> **Records shown**
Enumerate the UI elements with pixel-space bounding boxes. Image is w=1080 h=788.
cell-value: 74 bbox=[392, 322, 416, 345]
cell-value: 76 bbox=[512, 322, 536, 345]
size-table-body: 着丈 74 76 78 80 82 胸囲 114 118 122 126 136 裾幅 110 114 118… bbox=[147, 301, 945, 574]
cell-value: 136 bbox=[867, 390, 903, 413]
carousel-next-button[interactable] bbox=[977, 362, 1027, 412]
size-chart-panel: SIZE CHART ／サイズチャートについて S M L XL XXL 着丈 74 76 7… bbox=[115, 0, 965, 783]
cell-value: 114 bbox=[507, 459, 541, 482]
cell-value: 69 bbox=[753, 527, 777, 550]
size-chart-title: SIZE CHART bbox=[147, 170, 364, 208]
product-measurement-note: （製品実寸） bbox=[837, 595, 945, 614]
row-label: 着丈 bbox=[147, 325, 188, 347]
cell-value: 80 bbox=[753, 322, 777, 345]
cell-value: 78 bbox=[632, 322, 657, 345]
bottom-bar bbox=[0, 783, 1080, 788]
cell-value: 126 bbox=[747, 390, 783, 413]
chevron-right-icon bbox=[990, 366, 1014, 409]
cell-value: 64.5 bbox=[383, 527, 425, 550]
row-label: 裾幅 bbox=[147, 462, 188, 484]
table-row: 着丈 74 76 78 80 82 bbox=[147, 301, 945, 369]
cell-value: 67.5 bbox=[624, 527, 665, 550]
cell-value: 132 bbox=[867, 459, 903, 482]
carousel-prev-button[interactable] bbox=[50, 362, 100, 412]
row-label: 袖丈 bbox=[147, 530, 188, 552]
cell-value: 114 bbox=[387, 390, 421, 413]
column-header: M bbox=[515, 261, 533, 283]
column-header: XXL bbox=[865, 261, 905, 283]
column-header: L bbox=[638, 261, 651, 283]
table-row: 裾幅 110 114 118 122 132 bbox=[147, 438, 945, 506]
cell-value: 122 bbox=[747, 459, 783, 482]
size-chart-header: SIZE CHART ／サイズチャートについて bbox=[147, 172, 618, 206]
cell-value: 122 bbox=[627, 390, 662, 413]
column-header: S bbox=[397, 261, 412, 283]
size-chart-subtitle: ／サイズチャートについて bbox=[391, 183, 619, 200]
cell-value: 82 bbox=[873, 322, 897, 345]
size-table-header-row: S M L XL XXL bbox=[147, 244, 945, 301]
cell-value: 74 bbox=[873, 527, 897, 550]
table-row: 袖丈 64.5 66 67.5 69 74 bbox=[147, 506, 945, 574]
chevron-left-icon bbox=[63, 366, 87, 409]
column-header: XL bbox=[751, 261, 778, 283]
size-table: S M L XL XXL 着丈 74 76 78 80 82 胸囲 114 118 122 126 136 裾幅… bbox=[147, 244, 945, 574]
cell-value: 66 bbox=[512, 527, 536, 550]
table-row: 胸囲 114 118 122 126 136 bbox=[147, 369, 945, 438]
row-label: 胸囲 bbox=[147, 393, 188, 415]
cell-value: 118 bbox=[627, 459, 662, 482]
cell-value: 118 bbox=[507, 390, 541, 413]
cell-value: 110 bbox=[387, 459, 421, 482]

> **Problem to solve**
Reproduce the listing above with "arrow" in place of every occurrence of "chevron", changing nothing else.

> **Solved exercise**
Enumerate the UI elements with pixel-space bounding boxes. Image is w=1080 h=788.
cell-value: 74 bbox=[392, 322, 416, 345]
cell-value: 76 bbox=[512, 322, 536, 345]
size-table-body: 着丈 74 76 78 80 82 胸囲 114 118 122 126 136 裾幅 110 114 118… bbox=[147, 301, 945, 574]
cell-value: 136 bbox=[867, 390, 903, 413]
carousel-next-button[interactable] bbox=[977, 362, 1027, 412]
size-chart-panel: SIZE CHART ／サイズチャートについて S M L XL XXL 着丈 74 76 7… bbox=[115, 0, 965, 783]
cell-value: 114 bbox=[507, 459, 541, 482]
cell-value: 69 bbox=[753, 527, 777, 550]
size-chart-title: SIZE CHART bbox=[147, 170, 364, 208]
product-measurement-note: （製品実寸） bbox=[837, 595, 945, 614]
row-label: 着丈 bbox=[147, 325, 188, 347]
cell-value: 80 bbox=[753, 322, 777, 345]
cell-value: 78 bbox=[632, 322, 657, 345]
bottom-bar bbox=[0, 783, 1080, 788]
cell-value: 126 bbox=[747, 390, 783, 413]
arrow-right-icon bbox=[990, 366, 1014, 409]
cell-value: 64.5 bbox=[383, 527, 425, 550]
row-label: 裾幅 bbox=[147, 462, 188, 484]
table-row: 着丈 74 76 78 80 82 bbox=[147, 301, 945, 369]
cell-value: 67.5 bbox=[624, 527, 665, 550]
cell-value: 132 bbox=[867, 459, 903, 482]
carousel-prev-button[interactable] bbox=[50, 362, 100, 412]
row-label: 袖丈 bbox=[147, 530, 188, 552]
cell-value: 114 bbox=[387, 390, 421, 413]
column-header: M bbox=[515, 261, 533, 283]
column-header: XXL bbox=[865, 261, 905, 283]
column-header: L bbox=[638, 261, 651, 283]
table-row: 裾幅 110 114 118 122 132 bbox=[147, 438, 945, 506]
cell-value: 122 bbox=[747, 459, 783, 482]
size-chart-header: SIZE CHART ／サイズチャートについて bbox=[147, 172, 618, 206]
cell-value: 122 bbox=[627, 390, 662, 413]
column-header: S bbox=[397, 261, 412, 283]
size-chart-subtitle: ／サイズチャートについて bbox=[391, 183, 619, 200]
cell-value: 82 bbox=[873, 322, 897, 345]
size-table-header-row: S M L XL XXL bbox=[147, 244, 945, 301]
cell-value: 74 bbox=[873, 527, 897, 550]
table-row: 袖丈 64.5 66 67.5 69 74 bbox=[147, 506, 945, 574]
arrow-left-icon bbox=[63, 366, 87, 409]
column-header: XL bbox=[751, 261, 778, 283]
size-table: S M L XL XXL 着丈 74 76 78 80 82 胸囲 114 118 122 126 136 裾幅… bbox=[147, 244, 945, 574]
cell-value: 66 bbox=[512, 527, 536, 550]
table-row: 胸囲 114 118 122 126 136 bbox=[147, 369, 945, 438]
row-label: 胸囲 bbox=[147, 393, 188, 415]
cell-value: 118 bbox=[627, 459, 662, 482]
cell-value: 118 bbox=[507, 390, 541, 413]
cell-value: 110 bbox=[387, 459, 421, 482]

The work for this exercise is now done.